- Material provided -
┌──
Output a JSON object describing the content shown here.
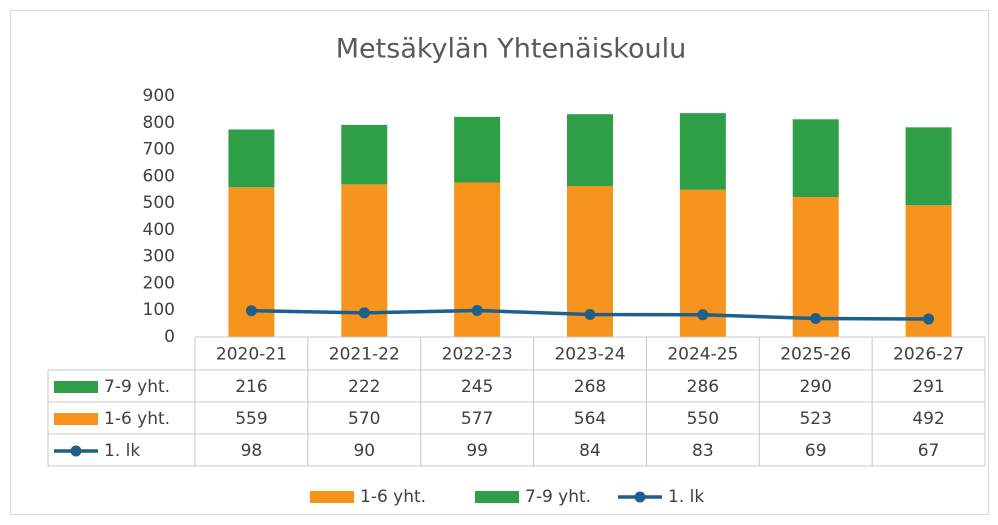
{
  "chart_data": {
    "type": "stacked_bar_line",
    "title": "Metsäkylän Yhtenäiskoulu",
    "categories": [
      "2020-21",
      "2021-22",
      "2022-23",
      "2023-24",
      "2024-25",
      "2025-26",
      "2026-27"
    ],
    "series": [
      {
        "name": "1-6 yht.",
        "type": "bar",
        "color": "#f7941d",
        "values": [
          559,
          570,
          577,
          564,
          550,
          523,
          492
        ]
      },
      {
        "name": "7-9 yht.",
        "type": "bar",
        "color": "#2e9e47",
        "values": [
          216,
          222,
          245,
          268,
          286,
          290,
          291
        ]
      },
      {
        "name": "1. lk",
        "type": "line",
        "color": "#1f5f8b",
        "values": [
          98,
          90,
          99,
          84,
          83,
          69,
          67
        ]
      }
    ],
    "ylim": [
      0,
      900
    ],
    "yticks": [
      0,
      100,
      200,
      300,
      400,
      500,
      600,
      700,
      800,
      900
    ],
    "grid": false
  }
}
└──
- Task details -
Identify which lines contain the word "type" and copy each one.

- Reply -
    "type": "stacked_bar_line",
        "type": "bar",
        "type": "bar",
        "type": "line",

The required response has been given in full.